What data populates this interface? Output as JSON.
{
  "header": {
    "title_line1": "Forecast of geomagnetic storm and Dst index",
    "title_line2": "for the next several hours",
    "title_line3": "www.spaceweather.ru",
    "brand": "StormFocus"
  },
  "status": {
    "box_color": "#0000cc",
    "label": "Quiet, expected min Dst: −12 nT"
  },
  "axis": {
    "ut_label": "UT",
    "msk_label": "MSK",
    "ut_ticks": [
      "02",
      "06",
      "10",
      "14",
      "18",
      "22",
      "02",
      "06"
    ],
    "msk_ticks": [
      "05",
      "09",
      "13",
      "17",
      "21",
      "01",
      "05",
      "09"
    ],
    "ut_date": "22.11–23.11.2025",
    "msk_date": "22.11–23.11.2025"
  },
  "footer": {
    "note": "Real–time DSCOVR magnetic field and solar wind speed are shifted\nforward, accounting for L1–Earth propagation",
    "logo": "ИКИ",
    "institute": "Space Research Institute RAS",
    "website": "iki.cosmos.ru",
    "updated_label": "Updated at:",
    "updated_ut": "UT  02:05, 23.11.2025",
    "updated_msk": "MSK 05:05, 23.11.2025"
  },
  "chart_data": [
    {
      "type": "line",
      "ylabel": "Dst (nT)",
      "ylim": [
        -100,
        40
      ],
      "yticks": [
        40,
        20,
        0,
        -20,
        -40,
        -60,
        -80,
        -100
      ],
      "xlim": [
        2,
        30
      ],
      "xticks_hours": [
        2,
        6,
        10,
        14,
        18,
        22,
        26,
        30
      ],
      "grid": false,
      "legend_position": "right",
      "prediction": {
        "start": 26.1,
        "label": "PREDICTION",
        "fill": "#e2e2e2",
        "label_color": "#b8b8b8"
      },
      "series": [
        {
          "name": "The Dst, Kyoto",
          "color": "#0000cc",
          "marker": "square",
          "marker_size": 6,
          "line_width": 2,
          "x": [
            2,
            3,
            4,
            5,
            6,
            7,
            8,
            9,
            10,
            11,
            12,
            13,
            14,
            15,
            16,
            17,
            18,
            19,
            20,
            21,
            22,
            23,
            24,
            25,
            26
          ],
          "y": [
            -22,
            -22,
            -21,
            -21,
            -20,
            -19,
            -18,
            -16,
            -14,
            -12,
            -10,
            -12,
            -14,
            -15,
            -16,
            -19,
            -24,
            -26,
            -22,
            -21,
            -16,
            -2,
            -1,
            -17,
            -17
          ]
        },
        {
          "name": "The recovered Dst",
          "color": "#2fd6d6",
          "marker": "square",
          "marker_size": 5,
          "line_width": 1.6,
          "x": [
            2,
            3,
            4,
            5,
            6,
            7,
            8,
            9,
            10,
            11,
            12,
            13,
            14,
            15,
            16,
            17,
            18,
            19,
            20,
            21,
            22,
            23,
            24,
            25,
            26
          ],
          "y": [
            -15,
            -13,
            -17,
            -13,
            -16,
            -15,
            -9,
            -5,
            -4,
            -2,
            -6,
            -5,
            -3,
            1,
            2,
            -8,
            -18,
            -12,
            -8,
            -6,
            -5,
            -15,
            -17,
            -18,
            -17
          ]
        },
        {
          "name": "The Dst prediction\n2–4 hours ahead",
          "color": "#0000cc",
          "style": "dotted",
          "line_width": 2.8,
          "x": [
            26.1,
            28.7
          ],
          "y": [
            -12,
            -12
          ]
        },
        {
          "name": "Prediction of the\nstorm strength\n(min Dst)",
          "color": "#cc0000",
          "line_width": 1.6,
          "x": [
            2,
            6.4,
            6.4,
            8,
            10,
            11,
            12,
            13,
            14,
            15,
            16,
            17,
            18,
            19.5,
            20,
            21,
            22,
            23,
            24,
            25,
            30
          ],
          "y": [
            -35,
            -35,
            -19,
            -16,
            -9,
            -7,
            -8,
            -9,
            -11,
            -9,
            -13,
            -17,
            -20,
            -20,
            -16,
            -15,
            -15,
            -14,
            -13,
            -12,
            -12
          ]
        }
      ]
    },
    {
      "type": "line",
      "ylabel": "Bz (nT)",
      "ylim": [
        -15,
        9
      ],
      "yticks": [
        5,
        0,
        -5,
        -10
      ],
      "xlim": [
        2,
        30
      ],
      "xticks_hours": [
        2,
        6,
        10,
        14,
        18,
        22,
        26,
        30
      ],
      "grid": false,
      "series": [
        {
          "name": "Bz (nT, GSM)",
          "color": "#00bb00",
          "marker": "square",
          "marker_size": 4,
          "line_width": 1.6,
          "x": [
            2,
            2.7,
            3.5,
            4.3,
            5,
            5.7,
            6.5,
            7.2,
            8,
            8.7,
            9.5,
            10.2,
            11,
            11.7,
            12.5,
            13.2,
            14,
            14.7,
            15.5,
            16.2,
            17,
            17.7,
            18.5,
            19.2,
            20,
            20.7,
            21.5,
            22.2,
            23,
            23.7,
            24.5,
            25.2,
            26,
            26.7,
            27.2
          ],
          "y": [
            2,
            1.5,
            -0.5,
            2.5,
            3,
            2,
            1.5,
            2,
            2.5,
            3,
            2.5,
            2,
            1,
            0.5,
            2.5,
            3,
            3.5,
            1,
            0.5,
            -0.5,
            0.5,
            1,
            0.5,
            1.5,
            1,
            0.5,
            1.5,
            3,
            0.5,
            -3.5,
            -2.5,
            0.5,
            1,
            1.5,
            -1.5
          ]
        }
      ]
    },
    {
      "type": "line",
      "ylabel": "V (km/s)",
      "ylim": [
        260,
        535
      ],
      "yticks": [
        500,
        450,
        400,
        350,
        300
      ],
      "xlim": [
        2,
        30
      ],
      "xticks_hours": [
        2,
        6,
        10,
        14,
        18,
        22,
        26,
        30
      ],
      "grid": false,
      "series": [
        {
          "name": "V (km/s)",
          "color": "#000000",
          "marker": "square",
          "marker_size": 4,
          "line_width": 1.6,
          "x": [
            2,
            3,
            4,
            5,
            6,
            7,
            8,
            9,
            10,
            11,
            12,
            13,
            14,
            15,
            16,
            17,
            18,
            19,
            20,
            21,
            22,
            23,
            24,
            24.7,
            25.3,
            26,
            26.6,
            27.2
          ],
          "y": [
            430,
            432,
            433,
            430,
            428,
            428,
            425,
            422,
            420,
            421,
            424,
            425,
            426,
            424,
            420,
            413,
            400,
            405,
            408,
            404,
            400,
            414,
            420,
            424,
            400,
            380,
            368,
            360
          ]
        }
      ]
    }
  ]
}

******

▸ **What is asked**: Print the records once more, exactly as they were given.

▸ **Exercise result**:
What data populates this interface? Output as JSON.
{
  "header": {
    "title_line1": "Forecast of geomagnetic storm and Dst index",
    "title_line2": "for the next several hours",
    "title_line3": "www.spaceweather.ru",
    "brand": "StormFocus"
  },
  "status": {
    "box_color": "#0000cc",
    "label": "Quiet, expected min Dst: −12 nT"
  },
  "axis": {
    "ut_label": "UT",
    "msk_label": "MSK",
    "ut_ticks": [
      "02",
      "06",
      "10",
      "14",
      "18",
      "22",
      "02",
      "06"
    ],
    "msk_ticks": [
      "05",
      "09",
      "13",
      "17",
      "21",
      "01",
      "05",
      "09"
    ],
    "ut_date": "22.11–23.11.2025",
    "msk_date": "22.11–23.11.2025"
  },
  "footer": {
    "note": "Real–time DSCOVR magnetic field and solar wind speed are shifted\nforward, accounting for L1–Earth propagation",
    "logo": "ИКИ",
    "institute": "Space Research Institute RAS",
    "website": "iki.cosmos.ru",
    "updated_label": "Updated at:",
    "updated_ut": "UT  02:05, 23.11.2025",
    "updated_msk": "MSK 05:05, 23.11.2025"
  },
  "chart_data": [
    {
      "type": "line",
      "ylabel": "Dst (nT)",
      "ylim": [
        -100,
        40
      ],
      "yticks": [
        40,
        20,
        0,
        -20,
        -40,
        -60,
        -80,
        -100
      ],
      "xlim": [
        2,
        30
      ],
      "xticks_hours": [
        2,
        6,
        10,
        14,
        18,
        22,
        26,
        30
      ],
      "grid": false,
      "legend_position": "right",
      "prediction": {
        "start": 26.1,
        "label": "PREDICTION",
        "fill": "#e2e2e2",
        "label_color": "#b8b8b8"
      },
      "series": [
        {
          "name": "The Dst, Kyoto",
          "color": "#0000cc",
          "marker": "square",
          "marker_size": 6,
          "line_width": 2,
          "x": [
            2,
            3,
            4,
            5,
            6,
            7,
            8,
            9,
            10,
            11,
            12,
            13,
            14,
            15,
            16,
            17,
            18,
            19,
            20,
            21,
            22,
            23,
            24,
            25,
            26
          ],
          "y": [
            -22,
            -22,
            -21,
            -21,
            -20,
            -19,
            -18,
            -16,
            -14,
            -12,
            -10,
            -12,
            -14,
            -15,
            -16,
            -19,
            -24,
            -26,
            -22,
            -21,
            -16,
            -2,
            -1,
            -17,
            -17
          ]
        },
        {
          "name": "The recovered Dst",
          "color": "#2fd6d6",
          "marker": "square",
          "marker_size": 5,
          "line_width": 1.6,
          "x": [
            2,
            3,
            4,
            5,
            6,
            7,
            8,
            9,
            10,
            11,
            12,
            13,
            14,
            15,
            16,
            17,
            18,
            19,
            20,
            21,
            22,
            23,
            24,
            25,
            26
          ],
          "y": [
            -15,
            -13,
            -17,
            -13,
            -16,
            -15,
            -9,
            -5,
            -4,
            -2,
            -6,
            -5,
            -3,
            1,
            2,
            -8,
            -18,
            -12,
            -8,
            -6,
            -5,
            -15,
            -17,
            -18,
            -17
          ]
        },
        {
          "name": "The Dst prediction\n2–4 hours ahead",
          "color": "#0000cc",
          "style": "dotted",
          "line_width": 2.8,
          "x": [
            26.1,
            28.7
          ],
          "y": [
            -12,
            -12
          ]
        },
        {
          "name": "Prediction of the\nstorm strength\n(min Dst)",
          "color": "#cc0000",
          "line_width": 1.6,
          "x": [
            2,
            6.4,
            6.4,
            8,
            10,
            11,
            12,
            13,
            14,
            15,
            16,
            17,
            18,
            19.5,
            20,
            21,
            22,
            23,
            24,
            25,
            30
          ],
          "y": [
            -35,
            -35,
            -19,
            -16,
            -9,
            -7,
            -8,
            -9,
            -11,
            -9,
            -13,
            -17,
            -20,
            -20,
            -16,
            -15,
            -15,
            -14,
            -13,
            -12,
            -12
          ]
        }
      ]
    },
    {
      "type": "line",
      "ylabel": "Bz (nT)",
      "ylim": [
        -15,
        9
      ],
      "yticks": [
        5,
        0,
        -5,
        -10
      ],
      "xlim": [
        2,
        30
      ],
      "xticks_hours": [
        2,
        6,
        10,
        14,
        18,
        22,
        26,
        30
      ],
      "grid": false,
      "series": [
        {
          "name": "Bz (nT, GSM)",
          "color": "#00bb00",
          "marker": "square",
          "marker_size": 4,
          "line_width": 1.6,
          "x": [
            2,
            2.7,
            3.5,
            4.3,
            5,
            5.7,
            6.5,
            7.2,
            8,
            8.7,
            9.5,
            10.2,
            11,
            11.7,
            12.5,
            13.2,
            14,
            14.7,
            15.5,
            16.2,
            17,
            17.7,
            18.5,
            19.2,
            20,
            20.7,
            21.5,
            22.2,
            23,
            23.7,
            24.5,
            25.2,
            26,
            26.7,
            27.2
          ],
          "y": [
            2,
            1.5,
            -0.5,
            2.5,
            3,
            2,
            1.5,
            2,
            2.5,
            3,
            2.5,
            2,
            1,
            0.5,
            2.5,
            3,
            3.5,
            1,
            0.5,
            -0.5,
            0.5,
            1,
            0.5,
            1.5,
            1,
            0.5,
            1.5,
            3,
            0.5,
            -3.5,
            -2.5,
            0.5,
            1,
            1.5,
            -1.5
          ]
        }
      ]
    },
    {
      "type": "line",
      "ylabel": "V (km/s)",
      "ylim": [
        260,
        535
      ],
      "yticks": [
        500,
        450,
        400,
        350,
        300
      ],
      "xlim": [
        2,
        30
      ],
      "xticks_hours": [
        2,
        6,
        10,
        14,
        18,
        22,
        26,
        30
      ],
      "grid": false,
      "series": [
        {
          "name": "V (km/s)",
          "color": "#000000",
          "marker": "square",
          "marker_size": 4,
          "line_width": 1.6,
          "x": [
            2,
            3,
            4,
            5,
            6,
            7,
            8,
            9,
            10,
            11,
            12,
            13,
            14,
            15,
            16,
            17,
            18,
            19,
            20,
            21,
            22,
            23,
            24,
            24.7,
            25.3,
            26,
            26.6,
            27.2
          ],
          "y": [
            430,
            432,
            433,
            430,
            428,
            428,
            425,
            422,
            420,
            421,
            424,
            425,
            426,
            424,
            420,
            413,
            400,
            405,
            408,
            404,
            400,
            414,
            420,
            424,
            400,
            380,
            368,
            360
          ]
        }
      ]
    }
  ]
}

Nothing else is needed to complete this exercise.